- **WORK TO DO**: Only the number is wanted: count the lines in the data with "乡村振兴擂台赛发言稿范文" in them.

====== PROVIDED DATA

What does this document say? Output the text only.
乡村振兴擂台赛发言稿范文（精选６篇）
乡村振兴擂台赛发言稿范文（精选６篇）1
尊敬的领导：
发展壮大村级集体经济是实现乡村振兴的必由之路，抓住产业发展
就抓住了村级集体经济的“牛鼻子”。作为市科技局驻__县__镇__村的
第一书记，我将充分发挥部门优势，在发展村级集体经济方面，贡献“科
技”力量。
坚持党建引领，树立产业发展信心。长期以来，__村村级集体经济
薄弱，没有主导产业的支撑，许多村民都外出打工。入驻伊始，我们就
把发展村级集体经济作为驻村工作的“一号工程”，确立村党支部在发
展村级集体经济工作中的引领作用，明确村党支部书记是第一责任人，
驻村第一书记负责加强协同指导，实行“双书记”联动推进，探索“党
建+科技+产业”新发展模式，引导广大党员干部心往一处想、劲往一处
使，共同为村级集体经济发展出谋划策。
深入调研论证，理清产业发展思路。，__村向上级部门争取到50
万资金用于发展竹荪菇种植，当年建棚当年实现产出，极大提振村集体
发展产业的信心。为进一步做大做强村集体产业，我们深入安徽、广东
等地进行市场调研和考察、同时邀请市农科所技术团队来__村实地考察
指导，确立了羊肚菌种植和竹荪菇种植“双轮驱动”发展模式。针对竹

============
====== PROVIDED DATA

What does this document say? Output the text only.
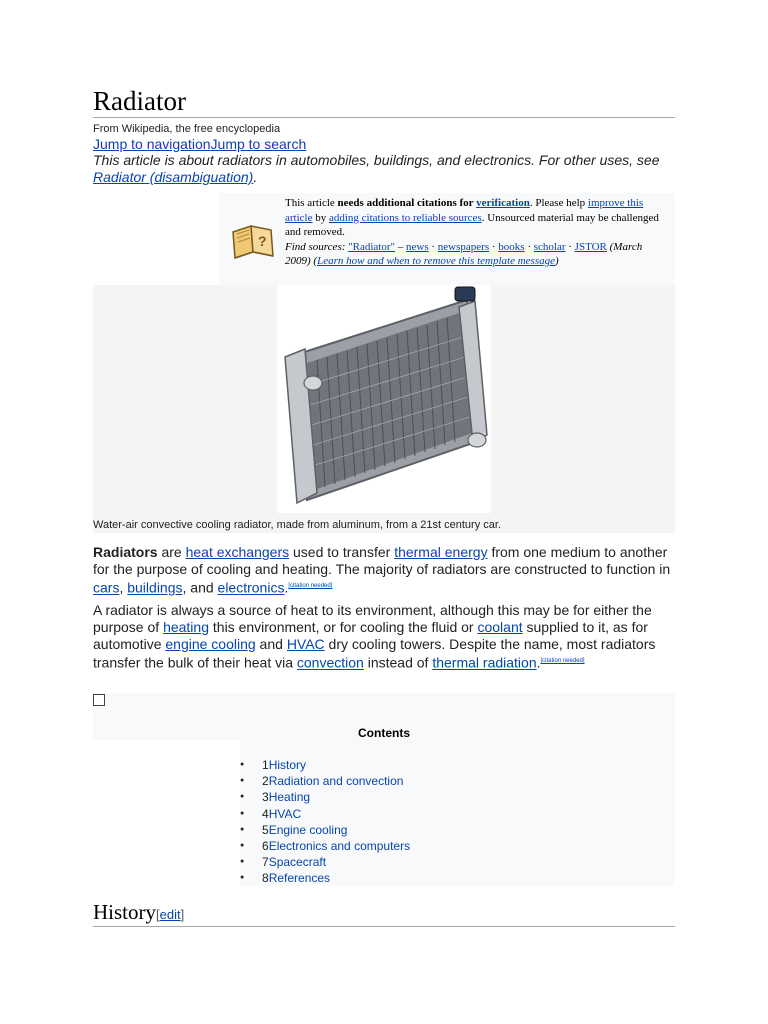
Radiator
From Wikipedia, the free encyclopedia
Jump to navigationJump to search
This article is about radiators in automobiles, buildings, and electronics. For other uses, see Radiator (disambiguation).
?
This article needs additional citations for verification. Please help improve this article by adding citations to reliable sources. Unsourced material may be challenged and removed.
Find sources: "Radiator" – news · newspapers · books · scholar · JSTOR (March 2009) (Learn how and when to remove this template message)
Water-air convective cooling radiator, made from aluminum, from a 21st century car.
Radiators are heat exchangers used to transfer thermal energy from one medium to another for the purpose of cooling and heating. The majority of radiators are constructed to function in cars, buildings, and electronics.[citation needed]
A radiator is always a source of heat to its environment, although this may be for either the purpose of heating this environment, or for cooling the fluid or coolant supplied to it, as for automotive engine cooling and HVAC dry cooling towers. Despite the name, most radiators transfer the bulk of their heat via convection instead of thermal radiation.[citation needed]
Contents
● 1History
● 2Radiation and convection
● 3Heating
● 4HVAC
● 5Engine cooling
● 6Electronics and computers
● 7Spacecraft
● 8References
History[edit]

============

- **THE SOLUTION**: 2